That would be a half day’s worth of reading if you went through all of those. There are some themes and main takeaways I can provide though – 

  • Broadest points of agreement – Rapid, recursive progress in AI capabilities. Widespread white collar job displacement. Productivity boom with inequality risks. Need for adaptive policies and safeguards. Geopolitical and existential tail risks.

  • Biggest points of opposing views – Economic collapse vs abundance boom. Pace of disruption – exponential doom vs gradual integration. Existential risks – inevitable perils vs overhyped fears. Humanity’s role – obsolescence vs augmentation and agency.

  • Economic winners – Compute/infra owners. High agency entrepreneurs. High-skill niches. Nations states that lead responsibly.

  • Economic Losers – White collar intermediaries. Most entry level jobs. Legacy firms that resist adoption.

  • My Takeaway #1 – There is broad disagreement about the precise pace of disruption and the knock-on effects, but there is no doubt that significant disruption lies ahead. Whether that is 2-4-6-8-10 years out, different people feel different ways. But 10 years from now, AI/automation will have made life very different than it is today.

  • My Takeaway #2 – I struggle to see how (in a vacuum) this doesn’t lead to significant deflation. This is my highest conviction position when assessing the overall technological innovation outlook (not to mention deflationary demographics). It really makes me think inflation is not going to be an issue. The deflation will be the issue.

  • My Takeaway #3 – Deflation is the ultimate boogeyman in this debt-laden global financial system that we find ourselves in. Central bankers are terrified of even marginal deflation over even a short period of time because the entire concept of debt repayment both at the sovereign and corporate level, collapses in a deflationary environment. Bankers learned this from the Great Depression and have been terrified of it ever since. At this point, there is SO much debt in the system that deflation isn’t an option.

  • My Takeaway #4 – The Fed and US government will be forced into low interest rates, QE-style accommodation (eg, YCC) and increasingly more deficit spending just to juice the economy enough to keep prices flat/marginally increasing. This is what will offset the innovation-driven deflation that will be occurring in the coming years. The economy will become MUCH more productive (in terms of units of output per unit of inputs) but that won’t show up in broadly lower prices, it will just allow the government to spend more. Technology drives the real economy toward deflation. Government policy drives the nominal economy toward inflation.

  • My Takeaway #5 – All of this combined – the tech-driven deflation + the loose monetary and fiscal policy (to stave off deflation) – will lead to massive wealth inequality. Much worse than what we have already, which is already as bad as it’s ever been in the US. Budget deficits will grow, money printing will grow, interest rates will be accommodative, and that will benefit asset owners and in particular owners of the assets that are doing the technological innovation. This will force UBI, I am convinced of that. The only questions are how much, in what form, and how much stress will show up in the system (financial and societal) before this UBI is enacted. It seems like at least a portion of this additional UBI spend will need to be funded by increased taxes on the top 1-10% of households and the corporations that will profit most from the technological innovation.
________________________
Transcribe the passage from the text on AI and deflation, from "That would be" up to and including "that lead responsibly.".
________________________
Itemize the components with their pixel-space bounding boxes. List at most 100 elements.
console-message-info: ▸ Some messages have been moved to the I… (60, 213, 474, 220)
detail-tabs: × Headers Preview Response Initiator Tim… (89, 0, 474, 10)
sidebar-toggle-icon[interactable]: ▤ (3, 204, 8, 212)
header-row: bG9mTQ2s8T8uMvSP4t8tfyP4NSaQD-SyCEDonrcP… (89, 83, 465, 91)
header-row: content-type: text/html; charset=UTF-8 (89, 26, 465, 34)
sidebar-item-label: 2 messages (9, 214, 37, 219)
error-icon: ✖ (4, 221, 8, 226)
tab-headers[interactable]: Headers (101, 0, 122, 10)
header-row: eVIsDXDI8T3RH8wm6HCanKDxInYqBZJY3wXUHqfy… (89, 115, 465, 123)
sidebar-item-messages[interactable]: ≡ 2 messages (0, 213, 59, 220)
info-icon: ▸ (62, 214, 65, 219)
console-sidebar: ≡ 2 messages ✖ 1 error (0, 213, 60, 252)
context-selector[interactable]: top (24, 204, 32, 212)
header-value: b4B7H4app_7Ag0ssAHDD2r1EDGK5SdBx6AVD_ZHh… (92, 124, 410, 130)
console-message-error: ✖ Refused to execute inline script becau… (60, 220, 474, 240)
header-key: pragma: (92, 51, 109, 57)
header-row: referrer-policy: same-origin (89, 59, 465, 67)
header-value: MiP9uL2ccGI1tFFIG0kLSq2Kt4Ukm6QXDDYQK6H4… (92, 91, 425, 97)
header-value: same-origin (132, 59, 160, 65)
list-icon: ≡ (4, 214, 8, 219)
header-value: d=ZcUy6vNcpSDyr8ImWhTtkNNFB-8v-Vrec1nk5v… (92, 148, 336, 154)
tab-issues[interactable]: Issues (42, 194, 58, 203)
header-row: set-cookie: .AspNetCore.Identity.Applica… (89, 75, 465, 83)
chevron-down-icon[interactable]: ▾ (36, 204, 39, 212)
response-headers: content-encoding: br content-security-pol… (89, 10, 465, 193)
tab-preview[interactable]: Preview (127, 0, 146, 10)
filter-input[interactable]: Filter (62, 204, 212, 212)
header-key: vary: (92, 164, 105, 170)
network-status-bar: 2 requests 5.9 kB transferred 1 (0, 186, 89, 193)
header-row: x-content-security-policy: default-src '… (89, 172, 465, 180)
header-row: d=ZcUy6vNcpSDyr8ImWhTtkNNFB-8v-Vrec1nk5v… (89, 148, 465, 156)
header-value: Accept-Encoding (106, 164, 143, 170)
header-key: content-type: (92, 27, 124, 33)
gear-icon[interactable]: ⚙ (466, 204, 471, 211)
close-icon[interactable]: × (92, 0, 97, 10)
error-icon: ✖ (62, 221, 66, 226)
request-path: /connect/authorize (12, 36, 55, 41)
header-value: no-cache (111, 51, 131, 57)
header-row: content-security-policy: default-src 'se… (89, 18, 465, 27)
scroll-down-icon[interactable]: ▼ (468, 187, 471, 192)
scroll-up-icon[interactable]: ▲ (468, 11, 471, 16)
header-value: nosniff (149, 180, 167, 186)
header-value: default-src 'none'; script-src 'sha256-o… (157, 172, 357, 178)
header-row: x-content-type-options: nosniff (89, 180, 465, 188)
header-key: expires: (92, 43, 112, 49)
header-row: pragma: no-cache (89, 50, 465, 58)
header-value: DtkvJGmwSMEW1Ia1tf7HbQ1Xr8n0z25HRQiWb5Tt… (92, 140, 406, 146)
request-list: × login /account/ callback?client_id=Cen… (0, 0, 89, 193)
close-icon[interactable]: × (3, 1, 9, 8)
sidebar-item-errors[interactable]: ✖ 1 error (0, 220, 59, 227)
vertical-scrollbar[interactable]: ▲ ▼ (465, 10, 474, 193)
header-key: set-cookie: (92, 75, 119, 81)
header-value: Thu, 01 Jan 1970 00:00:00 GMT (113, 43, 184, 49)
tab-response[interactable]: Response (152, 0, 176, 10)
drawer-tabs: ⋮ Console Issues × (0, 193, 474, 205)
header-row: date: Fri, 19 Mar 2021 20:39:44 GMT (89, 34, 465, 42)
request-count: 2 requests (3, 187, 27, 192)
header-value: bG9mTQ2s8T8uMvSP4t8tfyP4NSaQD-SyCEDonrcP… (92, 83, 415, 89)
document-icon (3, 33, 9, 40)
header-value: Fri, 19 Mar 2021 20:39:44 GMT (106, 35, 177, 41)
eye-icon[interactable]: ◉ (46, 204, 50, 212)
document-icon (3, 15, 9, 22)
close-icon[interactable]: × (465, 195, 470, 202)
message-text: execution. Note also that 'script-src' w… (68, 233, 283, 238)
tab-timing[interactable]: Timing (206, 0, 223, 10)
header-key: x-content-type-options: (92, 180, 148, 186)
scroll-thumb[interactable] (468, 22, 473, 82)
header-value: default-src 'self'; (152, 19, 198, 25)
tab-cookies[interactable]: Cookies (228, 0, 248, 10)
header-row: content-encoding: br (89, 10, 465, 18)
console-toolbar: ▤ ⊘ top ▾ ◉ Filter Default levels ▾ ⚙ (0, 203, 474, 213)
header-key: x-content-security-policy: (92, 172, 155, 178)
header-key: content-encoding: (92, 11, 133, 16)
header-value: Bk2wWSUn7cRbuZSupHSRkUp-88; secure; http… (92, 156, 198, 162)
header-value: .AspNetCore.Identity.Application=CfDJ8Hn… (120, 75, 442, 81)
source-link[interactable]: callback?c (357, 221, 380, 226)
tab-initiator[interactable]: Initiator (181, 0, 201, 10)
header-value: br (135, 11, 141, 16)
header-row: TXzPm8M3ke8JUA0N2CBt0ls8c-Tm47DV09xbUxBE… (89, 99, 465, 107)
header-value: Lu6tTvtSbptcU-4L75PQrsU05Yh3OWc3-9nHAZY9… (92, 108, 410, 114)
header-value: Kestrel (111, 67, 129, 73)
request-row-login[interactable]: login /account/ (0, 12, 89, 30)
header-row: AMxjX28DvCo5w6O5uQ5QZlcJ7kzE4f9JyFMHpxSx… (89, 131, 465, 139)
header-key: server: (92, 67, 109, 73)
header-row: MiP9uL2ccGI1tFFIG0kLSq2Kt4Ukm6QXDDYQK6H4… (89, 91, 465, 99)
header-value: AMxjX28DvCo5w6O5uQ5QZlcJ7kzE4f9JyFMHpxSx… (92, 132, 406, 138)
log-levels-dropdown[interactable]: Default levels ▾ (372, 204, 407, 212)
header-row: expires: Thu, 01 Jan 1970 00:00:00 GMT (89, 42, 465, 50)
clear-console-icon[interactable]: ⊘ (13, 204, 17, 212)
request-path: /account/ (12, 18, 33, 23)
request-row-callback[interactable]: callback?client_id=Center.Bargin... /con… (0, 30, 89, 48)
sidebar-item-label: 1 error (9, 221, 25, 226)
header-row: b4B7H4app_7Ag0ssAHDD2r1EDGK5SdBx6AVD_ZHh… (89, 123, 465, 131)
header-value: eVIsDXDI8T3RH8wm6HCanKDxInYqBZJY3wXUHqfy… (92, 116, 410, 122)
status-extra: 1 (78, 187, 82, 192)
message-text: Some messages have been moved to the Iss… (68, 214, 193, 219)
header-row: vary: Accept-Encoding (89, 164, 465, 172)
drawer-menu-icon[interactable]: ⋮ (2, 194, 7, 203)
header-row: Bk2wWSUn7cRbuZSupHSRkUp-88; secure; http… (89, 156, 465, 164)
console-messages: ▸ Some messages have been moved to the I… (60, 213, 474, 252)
________________________
**Your response**
That would be a half day’s worth of reading if you went through all of those. There are some themes and main takeaways I can provide though – 

  • Broadest points of agreement – Rapid, recursive progress in AI capabilities. Widespread white collar job displacement. Productivity boom with inequality risks. Need for adaptive policies and safeguards. Geopolitical and existential tail risks.

  • Biggest points of opposing views – Economic collapse vs abundance boom. Pace of disruption – exponential doom vs gradual integration. Existential risks – inevitable perils vs overhyped fears. Humanity’s role – obsolescence vs augmentation and agency.

  • Economic winners – Compute/infra owners. High agency entrepreneurs. High-skill niches. Nations states that lead responsibly.